Pick out each line containing the string "文段出处" and copy it.
>> START
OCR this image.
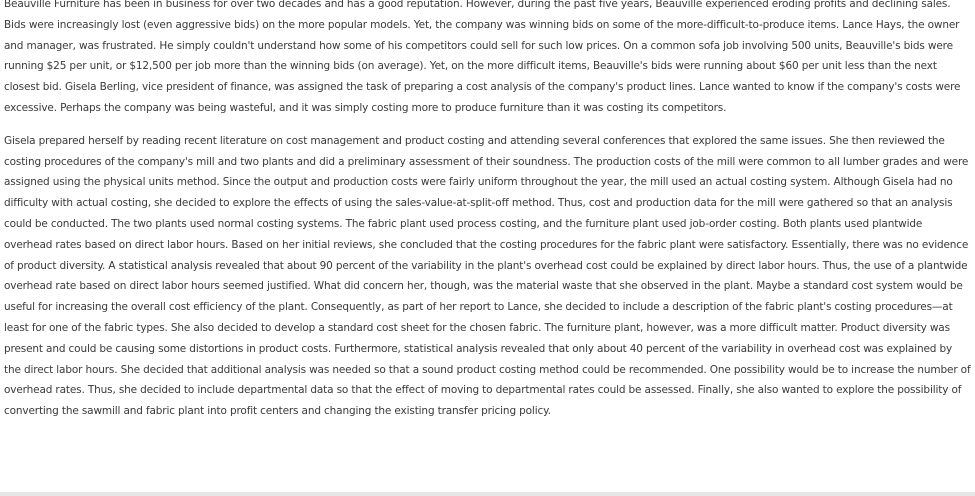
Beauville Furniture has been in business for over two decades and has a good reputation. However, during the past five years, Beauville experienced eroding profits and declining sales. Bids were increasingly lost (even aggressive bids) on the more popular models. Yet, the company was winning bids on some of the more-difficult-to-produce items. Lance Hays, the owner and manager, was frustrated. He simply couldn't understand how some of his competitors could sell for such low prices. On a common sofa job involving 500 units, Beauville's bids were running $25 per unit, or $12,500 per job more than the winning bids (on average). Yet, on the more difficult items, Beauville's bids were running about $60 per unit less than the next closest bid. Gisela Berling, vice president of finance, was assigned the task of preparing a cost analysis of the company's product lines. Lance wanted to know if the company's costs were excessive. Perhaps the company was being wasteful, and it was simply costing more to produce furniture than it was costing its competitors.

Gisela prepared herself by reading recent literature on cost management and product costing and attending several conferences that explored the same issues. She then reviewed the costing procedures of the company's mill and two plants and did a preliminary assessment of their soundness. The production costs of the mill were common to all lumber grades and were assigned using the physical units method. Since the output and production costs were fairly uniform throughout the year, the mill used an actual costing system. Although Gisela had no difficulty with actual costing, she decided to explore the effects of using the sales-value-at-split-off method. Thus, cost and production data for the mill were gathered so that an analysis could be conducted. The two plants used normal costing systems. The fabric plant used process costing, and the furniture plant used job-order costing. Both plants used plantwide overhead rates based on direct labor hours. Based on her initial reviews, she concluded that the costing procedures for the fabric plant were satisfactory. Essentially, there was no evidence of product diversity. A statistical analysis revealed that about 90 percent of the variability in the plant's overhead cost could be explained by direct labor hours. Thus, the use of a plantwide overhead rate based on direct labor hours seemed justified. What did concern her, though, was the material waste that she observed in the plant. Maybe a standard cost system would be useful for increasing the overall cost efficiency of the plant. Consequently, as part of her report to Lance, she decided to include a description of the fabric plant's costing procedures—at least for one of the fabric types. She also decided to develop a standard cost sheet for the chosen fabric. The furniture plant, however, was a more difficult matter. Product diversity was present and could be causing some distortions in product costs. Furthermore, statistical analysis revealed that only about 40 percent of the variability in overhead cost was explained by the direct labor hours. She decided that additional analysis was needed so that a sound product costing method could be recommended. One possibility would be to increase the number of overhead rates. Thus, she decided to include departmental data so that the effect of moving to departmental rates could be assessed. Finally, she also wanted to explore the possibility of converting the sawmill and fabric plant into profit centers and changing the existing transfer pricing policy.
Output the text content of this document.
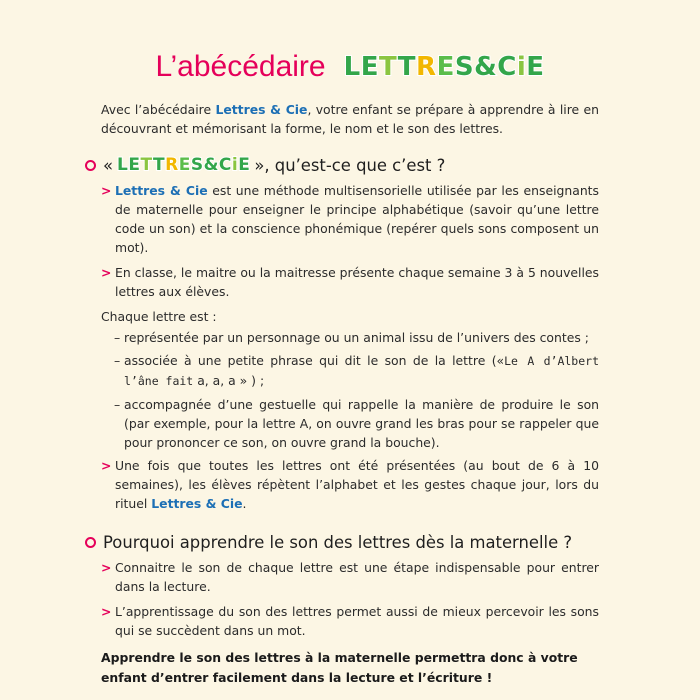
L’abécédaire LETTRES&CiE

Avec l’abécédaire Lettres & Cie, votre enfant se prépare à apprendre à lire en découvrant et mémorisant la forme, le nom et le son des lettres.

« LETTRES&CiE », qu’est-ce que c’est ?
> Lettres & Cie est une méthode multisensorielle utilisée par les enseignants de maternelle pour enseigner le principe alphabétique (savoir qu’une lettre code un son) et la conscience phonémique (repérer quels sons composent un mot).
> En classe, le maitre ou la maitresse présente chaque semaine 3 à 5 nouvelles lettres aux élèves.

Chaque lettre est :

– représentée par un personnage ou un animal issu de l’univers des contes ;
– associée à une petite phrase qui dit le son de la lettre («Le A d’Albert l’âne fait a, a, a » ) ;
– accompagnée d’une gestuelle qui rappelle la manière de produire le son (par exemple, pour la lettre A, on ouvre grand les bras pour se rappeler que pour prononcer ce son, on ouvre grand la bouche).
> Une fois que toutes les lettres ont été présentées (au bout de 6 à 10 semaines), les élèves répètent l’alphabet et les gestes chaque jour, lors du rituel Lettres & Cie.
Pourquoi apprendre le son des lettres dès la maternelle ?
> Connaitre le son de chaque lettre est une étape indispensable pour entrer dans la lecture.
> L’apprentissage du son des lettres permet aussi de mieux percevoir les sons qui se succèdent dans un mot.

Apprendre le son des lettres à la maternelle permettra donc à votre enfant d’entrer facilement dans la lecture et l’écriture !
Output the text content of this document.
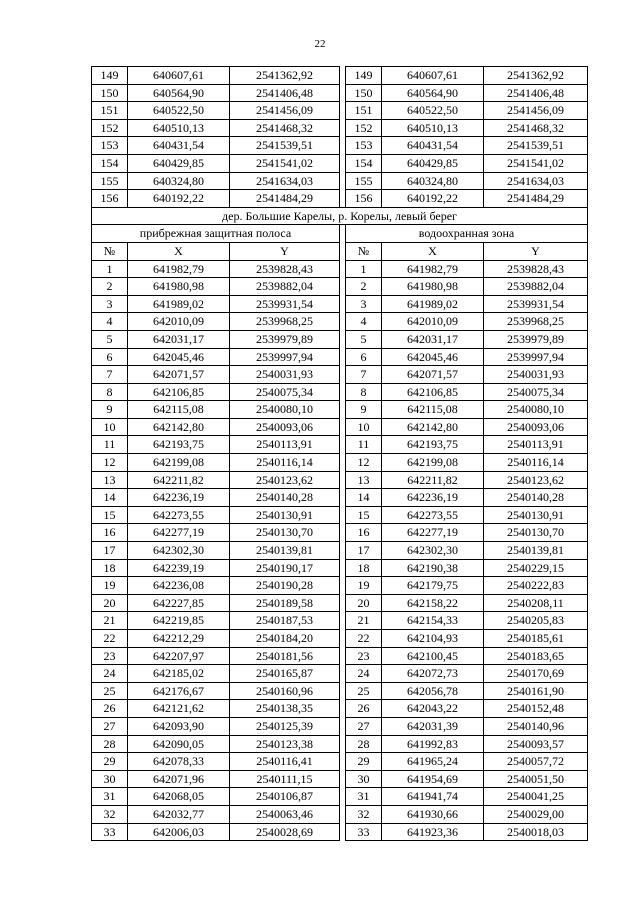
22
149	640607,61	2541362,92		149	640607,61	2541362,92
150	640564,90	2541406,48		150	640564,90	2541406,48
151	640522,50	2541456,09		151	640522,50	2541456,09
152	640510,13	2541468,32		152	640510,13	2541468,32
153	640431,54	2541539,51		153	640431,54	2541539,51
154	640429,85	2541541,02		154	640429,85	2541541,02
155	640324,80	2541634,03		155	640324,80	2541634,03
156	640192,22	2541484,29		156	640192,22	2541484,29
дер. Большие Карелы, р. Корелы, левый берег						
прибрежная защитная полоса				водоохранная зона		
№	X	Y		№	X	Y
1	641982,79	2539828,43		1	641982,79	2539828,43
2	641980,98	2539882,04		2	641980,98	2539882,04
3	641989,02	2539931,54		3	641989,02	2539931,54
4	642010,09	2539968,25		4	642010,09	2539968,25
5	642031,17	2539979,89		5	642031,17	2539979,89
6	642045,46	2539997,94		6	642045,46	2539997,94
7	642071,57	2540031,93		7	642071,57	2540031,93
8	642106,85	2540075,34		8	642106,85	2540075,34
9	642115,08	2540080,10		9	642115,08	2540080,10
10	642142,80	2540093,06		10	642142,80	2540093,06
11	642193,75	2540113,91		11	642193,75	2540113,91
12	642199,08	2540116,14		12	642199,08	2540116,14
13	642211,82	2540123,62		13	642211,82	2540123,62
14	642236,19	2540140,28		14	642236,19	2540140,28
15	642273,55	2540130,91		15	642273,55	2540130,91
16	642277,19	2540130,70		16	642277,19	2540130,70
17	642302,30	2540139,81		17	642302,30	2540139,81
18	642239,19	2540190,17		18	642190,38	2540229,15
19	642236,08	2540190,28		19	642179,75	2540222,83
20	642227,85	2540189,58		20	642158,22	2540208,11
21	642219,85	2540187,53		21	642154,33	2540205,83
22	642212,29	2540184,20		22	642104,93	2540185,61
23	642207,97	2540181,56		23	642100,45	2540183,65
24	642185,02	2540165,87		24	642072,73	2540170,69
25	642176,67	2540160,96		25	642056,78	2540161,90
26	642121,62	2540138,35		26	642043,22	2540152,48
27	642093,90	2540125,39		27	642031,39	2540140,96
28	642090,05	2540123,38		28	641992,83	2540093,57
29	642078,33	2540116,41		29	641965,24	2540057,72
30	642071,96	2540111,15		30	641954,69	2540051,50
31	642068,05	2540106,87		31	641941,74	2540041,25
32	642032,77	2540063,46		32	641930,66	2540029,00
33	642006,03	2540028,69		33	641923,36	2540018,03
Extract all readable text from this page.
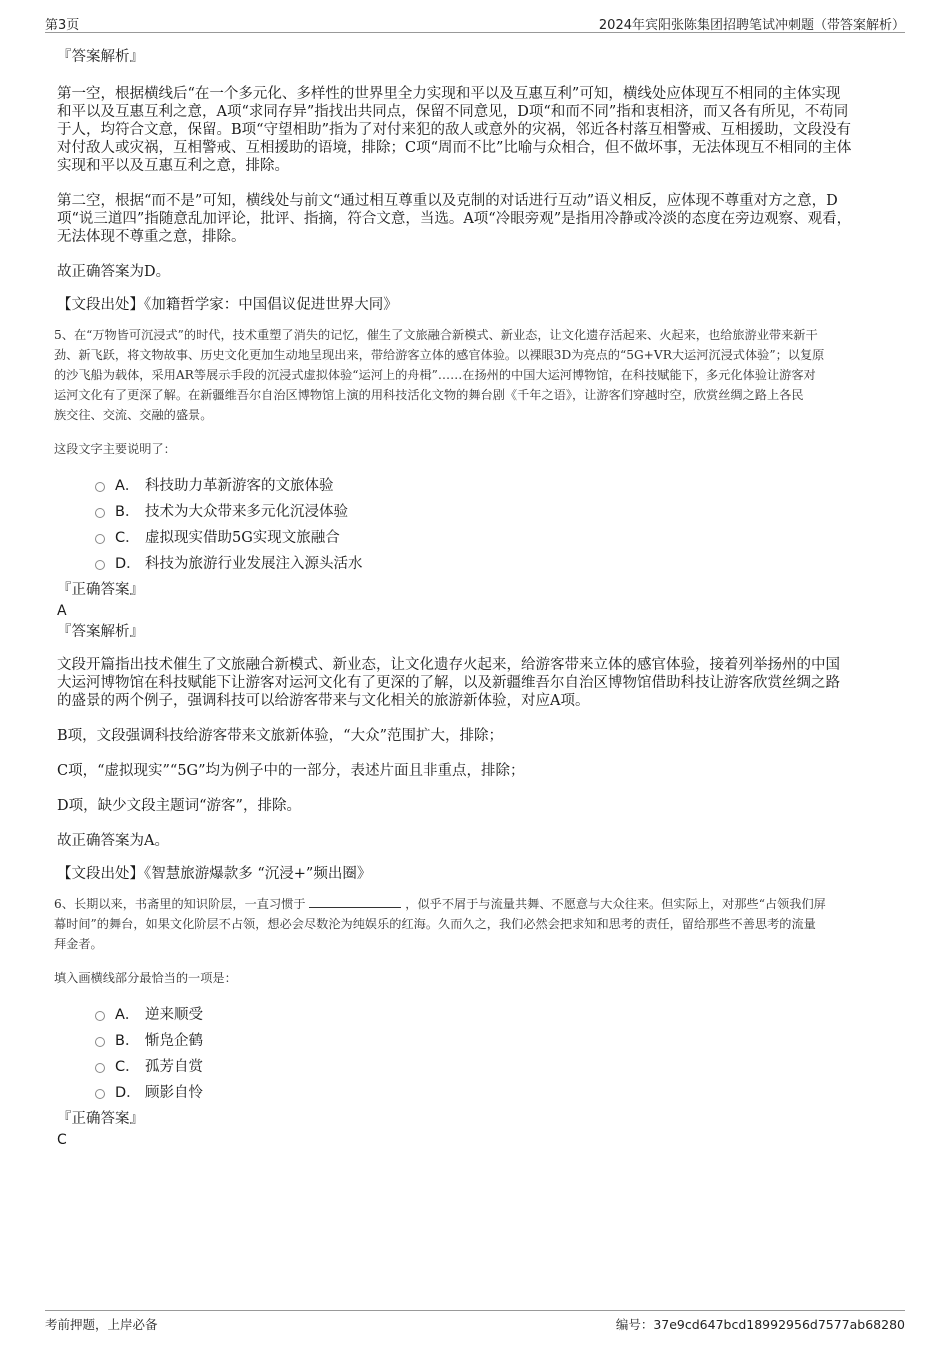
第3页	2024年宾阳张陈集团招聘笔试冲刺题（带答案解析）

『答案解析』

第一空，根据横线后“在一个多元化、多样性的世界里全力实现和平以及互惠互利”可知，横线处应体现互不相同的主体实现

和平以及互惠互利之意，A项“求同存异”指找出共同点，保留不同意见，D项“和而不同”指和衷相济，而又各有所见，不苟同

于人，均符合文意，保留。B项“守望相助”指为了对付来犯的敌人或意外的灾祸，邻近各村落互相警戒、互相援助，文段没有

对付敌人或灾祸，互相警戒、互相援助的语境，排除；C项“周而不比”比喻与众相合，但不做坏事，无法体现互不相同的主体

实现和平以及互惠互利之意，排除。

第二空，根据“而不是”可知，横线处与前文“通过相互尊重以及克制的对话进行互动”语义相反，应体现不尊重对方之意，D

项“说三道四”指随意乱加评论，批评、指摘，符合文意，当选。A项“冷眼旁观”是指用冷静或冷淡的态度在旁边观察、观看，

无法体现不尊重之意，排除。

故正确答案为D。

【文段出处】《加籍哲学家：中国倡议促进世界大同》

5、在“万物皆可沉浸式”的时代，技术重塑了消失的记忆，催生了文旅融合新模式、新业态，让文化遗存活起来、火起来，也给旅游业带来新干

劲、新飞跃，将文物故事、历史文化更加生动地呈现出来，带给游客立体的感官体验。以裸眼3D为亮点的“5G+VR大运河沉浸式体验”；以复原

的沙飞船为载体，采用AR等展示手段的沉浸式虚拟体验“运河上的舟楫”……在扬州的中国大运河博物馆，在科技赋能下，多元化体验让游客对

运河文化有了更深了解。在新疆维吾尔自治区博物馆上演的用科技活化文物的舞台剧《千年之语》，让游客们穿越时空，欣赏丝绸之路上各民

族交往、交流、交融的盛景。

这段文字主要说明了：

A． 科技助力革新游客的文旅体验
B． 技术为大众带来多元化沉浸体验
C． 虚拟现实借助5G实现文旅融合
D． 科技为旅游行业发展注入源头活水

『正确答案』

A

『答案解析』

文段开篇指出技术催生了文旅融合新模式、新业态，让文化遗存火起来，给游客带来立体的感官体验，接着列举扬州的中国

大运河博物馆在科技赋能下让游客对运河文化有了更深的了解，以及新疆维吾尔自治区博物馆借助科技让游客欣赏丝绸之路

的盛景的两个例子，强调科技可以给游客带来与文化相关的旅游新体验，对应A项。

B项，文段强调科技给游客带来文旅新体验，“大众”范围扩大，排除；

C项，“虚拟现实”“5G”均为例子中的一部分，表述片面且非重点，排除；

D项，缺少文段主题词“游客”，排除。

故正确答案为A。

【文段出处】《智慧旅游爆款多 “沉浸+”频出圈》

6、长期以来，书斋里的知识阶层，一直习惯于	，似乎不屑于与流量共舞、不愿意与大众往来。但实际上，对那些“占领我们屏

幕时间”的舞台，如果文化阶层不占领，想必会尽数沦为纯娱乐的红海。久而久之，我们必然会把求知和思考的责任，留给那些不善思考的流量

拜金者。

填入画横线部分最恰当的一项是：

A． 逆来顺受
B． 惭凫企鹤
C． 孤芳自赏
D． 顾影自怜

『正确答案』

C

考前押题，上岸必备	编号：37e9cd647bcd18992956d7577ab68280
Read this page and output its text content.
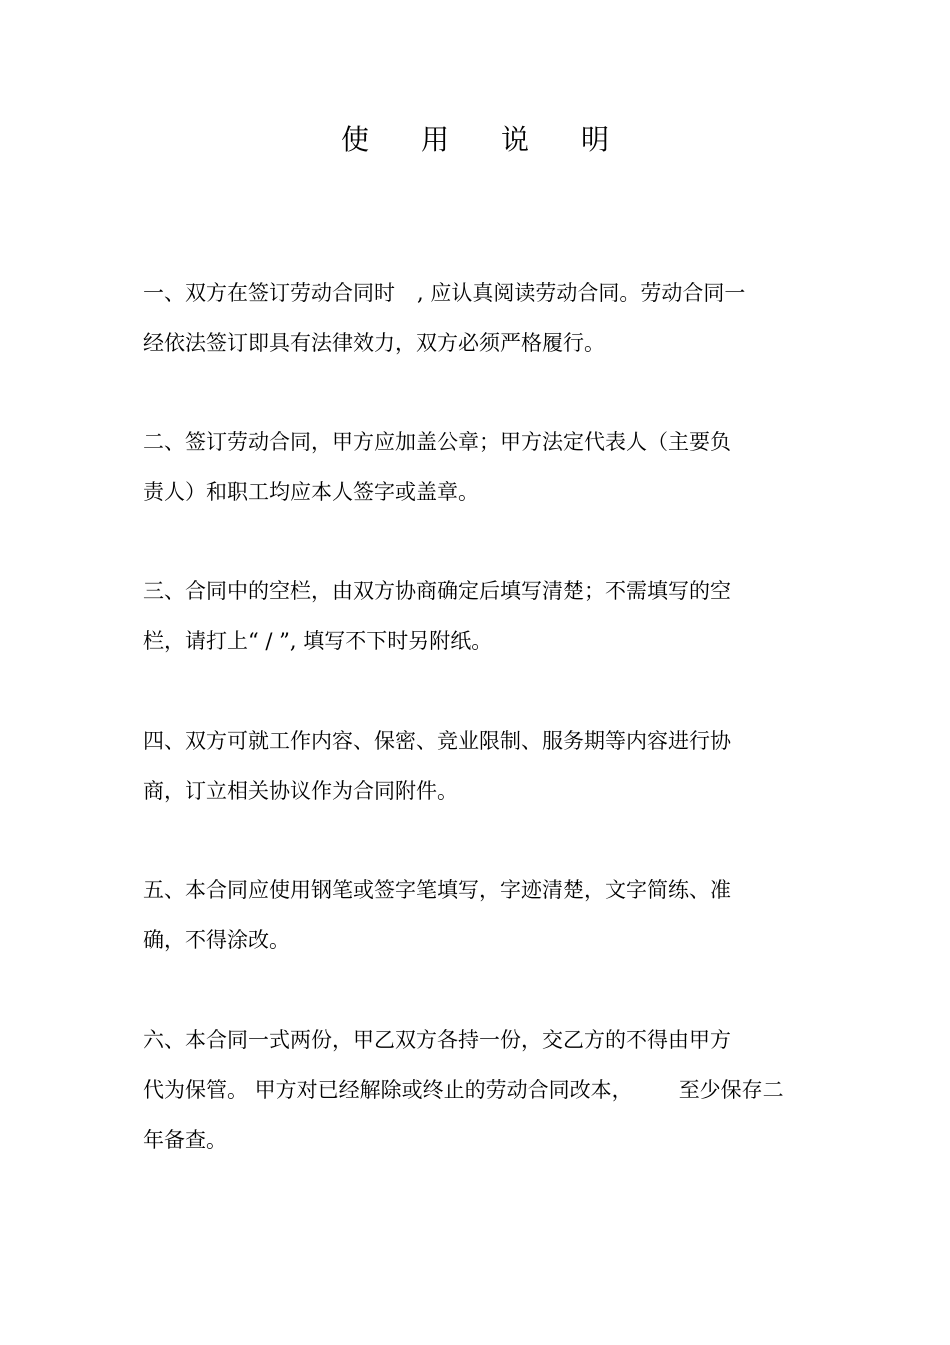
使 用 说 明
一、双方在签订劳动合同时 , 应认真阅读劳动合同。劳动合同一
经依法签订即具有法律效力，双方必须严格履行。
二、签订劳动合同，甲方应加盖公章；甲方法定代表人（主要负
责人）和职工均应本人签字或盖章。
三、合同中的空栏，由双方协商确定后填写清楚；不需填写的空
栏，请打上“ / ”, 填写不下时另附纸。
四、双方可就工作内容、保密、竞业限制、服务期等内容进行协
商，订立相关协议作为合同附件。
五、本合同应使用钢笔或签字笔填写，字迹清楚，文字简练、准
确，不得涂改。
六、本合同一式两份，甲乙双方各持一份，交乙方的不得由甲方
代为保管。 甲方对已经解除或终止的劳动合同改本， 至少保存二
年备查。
>> END
■ **Finished task**
【文段出处】《加籍哲学家：中国倡议促进世界大同》
【文段出处】《智慧旅游爆款多 “沉浸+”频出圈》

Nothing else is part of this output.